What you are asked to do ▸
Reproduce the data in its entirety, exactly as supplied.

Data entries
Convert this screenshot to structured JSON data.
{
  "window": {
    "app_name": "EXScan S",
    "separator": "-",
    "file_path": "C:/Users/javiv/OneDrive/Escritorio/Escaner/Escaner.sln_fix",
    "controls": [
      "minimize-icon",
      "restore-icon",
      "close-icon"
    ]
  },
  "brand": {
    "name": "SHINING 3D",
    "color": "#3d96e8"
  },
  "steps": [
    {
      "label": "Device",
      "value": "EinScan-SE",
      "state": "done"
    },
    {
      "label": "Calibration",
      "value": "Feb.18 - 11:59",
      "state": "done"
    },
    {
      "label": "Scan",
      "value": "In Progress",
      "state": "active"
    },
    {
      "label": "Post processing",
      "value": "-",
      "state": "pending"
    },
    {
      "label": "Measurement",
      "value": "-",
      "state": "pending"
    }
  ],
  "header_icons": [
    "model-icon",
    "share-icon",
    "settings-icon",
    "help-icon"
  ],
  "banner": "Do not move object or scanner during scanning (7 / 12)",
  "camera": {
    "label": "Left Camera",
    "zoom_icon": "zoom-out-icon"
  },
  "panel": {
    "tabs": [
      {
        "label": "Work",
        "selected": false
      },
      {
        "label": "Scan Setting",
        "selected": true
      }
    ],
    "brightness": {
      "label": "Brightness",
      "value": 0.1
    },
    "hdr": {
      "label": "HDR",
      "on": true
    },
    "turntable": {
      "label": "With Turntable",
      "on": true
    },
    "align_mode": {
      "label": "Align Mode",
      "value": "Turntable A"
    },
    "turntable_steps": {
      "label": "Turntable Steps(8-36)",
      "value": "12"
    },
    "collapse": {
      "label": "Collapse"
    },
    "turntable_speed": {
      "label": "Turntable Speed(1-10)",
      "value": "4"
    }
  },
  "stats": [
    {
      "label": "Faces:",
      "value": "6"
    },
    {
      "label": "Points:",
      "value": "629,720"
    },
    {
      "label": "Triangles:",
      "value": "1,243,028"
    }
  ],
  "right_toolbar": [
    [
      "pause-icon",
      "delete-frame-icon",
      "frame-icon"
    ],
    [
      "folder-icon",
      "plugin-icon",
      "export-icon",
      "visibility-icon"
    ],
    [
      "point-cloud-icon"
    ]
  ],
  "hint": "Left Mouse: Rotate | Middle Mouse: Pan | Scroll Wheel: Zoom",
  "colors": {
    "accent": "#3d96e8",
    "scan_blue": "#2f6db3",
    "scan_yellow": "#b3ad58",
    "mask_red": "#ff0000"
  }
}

Result ▸
Convert this screenshot to structured JSON data.
{
  "window": {
    "app_name": "EXScan S",
    "separator": "-",
    "file_path": "C:/Users/javiv/OneDrive/Escritorio/Escaner/Escaner.sln_fix",
    "controls": [
      "minimize-icon",
      "restore-icon",
      "close-icon"
    ]
  },
  "brand": {
    "name": "SHINING 3D",
    "color": "#3d96e8"
  },
  "steps": [
    {
      "label": "Device",
      "value": "EinScan-SE",
      "state": "done"
    },
    {
      "label": "Calibration",
      "value": "Feb.18 - 11:59",
      "state": "done"
    },
    {
      "label": "Scan",
      "value": "In Progress",
      "state": "active"
    },
    {
      "label": "Post processing",
      "value": "-",
      "state": "pending"
    },
    {
      "label": "Measurement",
      "value": "-",
      "state": "pending"
    }
  ],
  "header_icons": [
    "model-icon",
    "share-icon",
    "settings-icon",
    "help-icon"
  ],
  "banner": "Do not move object or scanner during scanning (7 / 12)",
  "camera": {
    "label": "Left Camera",
    "zoom_icon": "zoom-out-icon"
  },
  "panel": {
    "tabs": [
      {
        "label": "Work",
        "selected": false
      },
      {
        "label": "Scan Setting",
        "selected": true
      }
    ],
    "brightness": {
      "label": "Brightness",
      "value": 0.1
    },
    "hdr": {
      "label": "HDR",
      "on": true
    },
    "turntable": {
      "label": "With Turntable",
      "on": true
    },
    "align_mode": {
      "label": "Align Mode",
      "value": "Turntable A"
    },
    "turntable_steps": {
      "label": "Turntable Steps(8-36)",
      "value": "12"
    },
    "collapse": {
      "label": "Collapse"
    },
    "turntable_speed": {
      "label": "Turntable Speed(1-10)",
      "value": "4"
    }
  },
  "stats": [
    {
      "label": "Faces:",
      "value": "6"
    },
    {
      "label": "Points:",
      "value": "629,720"
    },
    {
      "label": "Triangles:",
      "value": "1,243,028"
    }
  ],
  "right_toolbar": [
    [
      "pause-icon",
      "delete-frame-icon",
      "frame-icon"
    ],
    [
      "folder-icon",
      "plugin-icon",
      "export-icon",
      "visibility-icon"
    ],
    [
      "point-cloud-icon"
    ]
  ],
  "hint": "Left Mouse: Rotate | Middle Mouse: Pan | Scroll Wheel: Zoom",
  "colors": {
    "accent": "#3d96e8",
    "scan_blue": "#2f6db3",
    "scan_yellow": "#b3ad58",
    "mask_red": "#ff0000"
  }
}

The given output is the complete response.